_Information provided:_
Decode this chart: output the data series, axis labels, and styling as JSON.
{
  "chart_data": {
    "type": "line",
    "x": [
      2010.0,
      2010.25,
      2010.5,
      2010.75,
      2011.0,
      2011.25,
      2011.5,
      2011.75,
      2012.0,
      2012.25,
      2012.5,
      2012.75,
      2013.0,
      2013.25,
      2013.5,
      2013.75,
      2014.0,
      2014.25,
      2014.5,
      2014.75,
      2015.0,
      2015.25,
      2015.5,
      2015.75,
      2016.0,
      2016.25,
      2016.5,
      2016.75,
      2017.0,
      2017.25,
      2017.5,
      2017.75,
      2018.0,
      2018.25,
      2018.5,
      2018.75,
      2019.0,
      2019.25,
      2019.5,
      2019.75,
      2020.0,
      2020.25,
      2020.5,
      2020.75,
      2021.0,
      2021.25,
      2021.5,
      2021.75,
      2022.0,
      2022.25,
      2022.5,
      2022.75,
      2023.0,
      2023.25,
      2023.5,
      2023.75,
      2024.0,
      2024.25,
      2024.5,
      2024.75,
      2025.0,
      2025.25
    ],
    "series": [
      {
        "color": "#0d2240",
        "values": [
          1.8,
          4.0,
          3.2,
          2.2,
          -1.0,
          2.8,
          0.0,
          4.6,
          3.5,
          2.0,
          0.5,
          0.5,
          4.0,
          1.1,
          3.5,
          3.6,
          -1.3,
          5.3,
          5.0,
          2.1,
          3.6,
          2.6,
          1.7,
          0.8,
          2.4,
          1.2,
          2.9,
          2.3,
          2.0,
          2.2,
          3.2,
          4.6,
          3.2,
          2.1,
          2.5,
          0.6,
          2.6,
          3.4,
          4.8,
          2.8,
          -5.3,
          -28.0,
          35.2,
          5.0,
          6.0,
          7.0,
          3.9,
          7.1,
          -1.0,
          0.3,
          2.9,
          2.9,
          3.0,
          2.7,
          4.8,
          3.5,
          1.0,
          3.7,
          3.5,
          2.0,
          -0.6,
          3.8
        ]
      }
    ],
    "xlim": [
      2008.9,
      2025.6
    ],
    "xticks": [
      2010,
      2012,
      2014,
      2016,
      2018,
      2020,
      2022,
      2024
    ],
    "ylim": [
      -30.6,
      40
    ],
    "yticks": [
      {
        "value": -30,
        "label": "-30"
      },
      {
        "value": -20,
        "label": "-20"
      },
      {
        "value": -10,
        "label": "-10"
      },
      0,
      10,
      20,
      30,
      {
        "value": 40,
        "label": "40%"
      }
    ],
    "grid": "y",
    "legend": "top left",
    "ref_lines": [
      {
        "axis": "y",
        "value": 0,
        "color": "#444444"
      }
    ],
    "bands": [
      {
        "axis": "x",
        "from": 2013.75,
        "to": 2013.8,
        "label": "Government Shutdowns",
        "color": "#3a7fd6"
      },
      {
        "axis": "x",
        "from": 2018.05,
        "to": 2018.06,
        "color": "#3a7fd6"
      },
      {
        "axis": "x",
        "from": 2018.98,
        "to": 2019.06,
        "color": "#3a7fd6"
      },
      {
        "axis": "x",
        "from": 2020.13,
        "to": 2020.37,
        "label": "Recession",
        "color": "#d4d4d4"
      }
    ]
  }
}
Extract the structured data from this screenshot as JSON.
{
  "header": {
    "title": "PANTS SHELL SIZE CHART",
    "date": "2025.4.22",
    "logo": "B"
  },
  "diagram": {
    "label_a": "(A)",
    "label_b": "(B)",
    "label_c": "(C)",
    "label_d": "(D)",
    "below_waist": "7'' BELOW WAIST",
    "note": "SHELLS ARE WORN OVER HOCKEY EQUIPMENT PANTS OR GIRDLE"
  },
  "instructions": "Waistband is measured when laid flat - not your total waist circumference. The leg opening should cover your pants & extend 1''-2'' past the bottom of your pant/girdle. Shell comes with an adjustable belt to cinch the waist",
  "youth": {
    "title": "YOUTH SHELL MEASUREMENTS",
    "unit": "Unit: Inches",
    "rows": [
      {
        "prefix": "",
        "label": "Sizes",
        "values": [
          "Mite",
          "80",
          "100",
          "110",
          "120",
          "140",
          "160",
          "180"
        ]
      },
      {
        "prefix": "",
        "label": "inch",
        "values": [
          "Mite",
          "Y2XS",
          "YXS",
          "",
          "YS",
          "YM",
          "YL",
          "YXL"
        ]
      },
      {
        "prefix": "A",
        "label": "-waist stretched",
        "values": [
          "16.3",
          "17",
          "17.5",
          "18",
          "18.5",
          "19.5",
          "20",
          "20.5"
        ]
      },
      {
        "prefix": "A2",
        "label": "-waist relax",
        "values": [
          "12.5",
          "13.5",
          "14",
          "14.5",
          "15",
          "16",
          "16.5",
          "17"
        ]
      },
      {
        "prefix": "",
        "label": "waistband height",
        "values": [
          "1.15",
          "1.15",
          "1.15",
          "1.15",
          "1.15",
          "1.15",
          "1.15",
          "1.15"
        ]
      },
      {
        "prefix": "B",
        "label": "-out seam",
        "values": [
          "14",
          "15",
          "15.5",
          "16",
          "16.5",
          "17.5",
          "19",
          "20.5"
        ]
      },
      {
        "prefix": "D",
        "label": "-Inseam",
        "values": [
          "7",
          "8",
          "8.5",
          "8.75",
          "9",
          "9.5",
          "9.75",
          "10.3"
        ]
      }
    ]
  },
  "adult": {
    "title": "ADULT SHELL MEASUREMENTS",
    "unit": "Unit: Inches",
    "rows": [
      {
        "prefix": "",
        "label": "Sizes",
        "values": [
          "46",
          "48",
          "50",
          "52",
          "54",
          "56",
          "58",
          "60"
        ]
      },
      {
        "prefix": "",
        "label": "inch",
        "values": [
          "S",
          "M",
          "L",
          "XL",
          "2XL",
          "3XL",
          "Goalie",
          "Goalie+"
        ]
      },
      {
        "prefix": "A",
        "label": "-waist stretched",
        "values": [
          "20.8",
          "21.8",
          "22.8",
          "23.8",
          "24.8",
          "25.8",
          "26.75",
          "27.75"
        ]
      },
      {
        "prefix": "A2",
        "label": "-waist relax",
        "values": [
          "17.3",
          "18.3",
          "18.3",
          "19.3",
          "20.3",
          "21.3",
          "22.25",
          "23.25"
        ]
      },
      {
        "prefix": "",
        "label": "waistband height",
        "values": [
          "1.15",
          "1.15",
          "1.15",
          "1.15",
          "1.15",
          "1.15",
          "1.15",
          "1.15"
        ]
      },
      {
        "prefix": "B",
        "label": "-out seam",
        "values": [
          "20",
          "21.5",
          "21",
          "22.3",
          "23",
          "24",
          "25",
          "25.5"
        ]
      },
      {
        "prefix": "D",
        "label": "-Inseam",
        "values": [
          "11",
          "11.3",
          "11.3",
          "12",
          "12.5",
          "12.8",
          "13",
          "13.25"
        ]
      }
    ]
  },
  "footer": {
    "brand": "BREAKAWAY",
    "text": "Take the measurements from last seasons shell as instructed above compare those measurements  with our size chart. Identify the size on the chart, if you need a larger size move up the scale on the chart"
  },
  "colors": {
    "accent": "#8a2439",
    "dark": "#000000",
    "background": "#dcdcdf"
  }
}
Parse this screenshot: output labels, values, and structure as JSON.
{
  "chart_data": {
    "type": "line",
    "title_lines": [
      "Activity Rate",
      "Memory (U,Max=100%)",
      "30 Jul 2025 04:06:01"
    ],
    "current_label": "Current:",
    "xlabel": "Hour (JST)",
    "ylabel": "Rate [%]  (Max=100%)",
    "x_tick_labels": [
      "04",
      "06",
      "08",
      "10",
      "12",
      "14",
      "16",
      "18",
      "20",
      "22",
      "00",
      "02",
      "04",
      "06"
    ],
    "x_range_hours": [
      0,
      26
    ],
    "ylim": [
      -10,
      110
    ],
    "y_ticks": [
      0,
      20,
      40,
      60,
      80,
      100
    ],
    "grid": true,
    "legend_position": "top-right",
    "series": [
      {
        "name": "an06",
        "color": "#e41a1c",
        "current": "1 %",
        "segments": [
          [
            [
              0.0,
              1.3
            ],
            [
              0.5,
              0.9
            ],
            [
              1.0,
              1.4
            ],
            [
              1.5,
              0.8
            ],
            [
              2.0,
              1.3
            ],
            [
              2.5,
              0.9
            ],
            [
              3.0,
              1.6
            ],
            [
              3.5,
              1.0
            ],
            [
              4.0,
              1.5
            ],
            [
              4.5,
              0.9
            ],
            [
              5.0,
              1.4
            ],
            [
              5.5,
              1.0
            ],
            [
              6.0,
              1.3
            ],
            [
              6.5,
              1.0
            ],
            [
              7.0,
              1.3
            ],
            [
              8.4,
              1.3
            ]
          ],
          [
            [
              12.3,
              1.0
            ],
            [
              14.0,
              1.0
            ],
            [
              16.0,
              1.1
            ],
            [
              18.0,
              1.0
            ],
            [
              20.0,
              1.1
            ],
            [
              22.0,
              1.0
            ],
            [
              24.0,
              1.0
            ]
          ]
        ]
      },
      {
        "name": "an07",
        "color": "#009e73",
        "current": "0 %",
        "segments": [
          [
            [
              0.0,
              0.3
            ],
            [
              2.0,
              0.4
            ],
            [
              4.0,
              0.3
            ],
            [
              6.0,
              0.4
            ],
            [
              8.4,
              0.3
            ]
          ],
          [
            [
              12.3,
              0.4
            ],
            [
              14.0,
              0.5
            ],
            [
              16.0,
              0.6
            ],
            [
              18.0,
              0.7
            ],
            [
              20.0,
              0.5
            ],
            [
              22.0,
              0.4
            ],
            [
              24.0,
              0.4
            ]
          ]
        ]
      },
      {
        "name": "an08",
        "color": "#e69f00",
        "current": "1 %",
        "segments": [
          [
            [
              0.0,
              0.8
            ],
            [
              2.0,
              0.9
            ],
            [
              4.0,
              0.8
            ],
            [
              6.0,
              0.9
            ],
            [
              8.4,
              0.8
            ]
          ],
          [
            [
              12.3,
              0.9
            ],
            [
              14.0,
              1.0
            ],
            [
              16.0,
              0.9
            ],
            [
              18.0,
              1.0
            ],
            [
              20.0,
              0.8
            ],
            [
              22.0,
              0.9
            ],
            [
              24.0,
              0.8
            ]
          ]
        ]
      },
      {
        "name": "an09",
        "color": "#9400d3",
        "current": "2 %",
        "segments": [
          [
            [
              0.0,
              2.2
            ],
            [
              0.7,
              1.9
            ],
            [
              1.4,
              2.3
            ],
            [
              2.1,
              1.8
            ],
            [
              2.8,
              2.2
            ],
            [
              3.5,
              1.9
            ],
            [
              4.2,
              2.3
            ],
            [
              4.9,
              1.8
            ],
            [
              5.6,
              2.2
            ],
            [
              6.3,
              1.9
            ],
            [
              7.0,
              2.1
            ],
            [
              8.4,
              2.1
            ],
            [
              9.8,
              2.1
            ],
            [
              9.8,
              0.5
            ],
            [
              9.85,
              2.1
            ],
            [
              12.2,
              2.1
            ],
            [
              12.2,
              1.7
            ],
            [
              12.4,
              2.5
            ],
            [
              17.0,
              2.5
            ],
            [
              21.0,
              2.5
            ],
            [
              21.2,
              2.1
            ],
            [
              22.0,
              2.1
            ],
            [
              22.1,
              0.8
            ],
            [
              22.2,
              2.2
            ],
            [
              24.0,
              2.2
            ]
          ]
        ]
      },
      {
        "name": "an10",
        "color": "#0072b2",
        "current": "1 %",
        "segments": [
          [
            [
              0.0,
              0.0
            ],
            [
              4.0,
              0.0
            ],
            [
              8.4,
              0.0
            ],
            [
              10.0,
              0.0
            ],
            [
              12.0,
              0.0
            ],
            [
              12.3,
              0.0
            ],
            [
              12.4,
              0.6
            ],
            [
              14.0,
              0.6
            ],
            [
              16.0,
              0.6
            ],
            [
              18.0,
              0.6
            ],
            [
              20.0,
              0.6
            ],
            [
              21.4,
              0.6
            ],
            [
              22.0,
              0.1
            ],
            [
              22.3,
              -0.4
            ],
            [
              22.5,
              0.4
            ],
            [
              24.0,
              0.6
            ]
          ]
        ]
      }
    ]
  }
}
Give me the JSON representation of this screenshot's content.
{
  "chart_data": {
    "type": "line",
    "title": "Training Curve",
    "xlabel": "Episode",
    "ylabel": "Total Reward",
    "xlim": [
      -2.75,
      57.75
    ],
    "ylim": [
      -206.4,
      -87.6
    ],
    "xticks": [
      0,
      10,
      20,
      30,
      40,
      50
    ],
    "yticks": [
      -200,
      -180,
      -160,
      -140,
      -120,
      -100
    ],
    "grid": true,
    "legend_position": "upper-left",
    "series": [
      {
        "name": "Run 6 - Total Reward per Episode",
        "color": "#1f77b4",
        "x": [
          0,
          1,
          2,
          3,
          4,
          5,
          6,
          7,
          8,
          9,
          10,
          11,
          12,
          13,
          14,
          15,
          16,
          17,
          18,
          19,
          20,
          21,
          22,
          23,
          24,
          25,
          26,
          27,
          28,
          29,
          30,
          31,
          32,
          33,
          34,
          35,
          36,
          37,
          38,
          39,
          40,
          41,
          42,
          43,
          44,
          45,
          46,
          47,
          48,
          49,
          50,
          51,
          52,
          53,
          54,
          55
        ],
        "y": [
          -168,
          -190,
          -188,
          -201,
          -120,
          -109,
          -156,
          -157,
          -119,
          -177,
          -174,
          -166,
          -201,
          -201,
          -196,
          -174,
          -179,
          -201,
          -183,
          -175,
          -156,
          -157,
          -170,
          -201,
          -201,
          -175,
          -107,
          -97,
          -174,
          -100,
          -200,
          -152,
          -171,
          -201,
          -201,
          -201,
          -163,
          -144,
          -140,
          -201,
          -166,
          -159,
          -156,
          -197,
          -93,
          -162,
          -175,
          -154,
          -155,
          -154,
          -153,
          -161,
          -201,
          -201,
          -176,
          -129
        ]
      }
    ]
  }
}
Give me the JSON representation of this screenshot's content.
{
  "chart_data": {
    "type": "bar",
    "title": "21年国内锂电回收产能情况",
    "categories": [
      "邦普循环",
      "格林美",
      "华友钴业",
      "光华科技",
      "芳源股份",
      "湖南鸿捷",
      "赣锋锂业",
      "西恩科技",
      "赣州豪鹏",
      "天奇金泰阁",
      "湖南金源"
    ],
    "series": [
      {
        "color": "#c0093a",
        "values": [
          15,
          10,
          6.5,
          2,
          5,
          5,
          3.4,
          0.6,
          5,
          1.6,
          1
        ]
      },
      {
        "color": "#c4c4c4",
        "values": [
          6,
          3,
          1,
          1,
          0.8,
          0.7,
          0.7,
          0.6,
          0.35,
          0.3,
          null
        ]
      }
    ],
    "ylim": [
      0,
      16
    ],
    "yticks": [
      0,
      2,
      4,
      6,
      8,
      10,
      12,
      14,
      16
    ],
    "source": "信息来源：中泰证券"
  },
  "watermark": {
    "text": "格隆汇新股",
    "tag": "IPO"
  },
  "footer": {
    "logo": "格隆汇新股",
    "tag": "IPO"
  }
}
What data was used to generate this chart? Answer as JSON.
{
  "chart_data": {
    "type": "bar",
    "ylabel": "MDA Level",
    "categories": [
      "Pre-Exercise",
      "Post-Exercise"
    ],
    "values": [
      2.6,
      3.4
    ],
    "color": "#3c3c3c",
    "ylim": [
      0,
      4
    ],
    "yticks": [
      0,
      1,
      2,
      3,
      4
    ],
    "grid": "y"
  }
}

_Set problem:_ Looking at the data above, show all lines where the word "with" occurs.

_Written response:_
  "instructions": "Waistband is measured when laid flat - not your total waist circumference. The leg opening should cover your pants & extend 1''-2'' past the bottom of your pant/girdle. Shell comes with an adjustable belt to cinch the waist",
    "text": "Take the measurements from last seasons shell as instructed above compare those measurements  with our size chart. Identify the size on the chart, if you need a larger size move up the scale on the chart"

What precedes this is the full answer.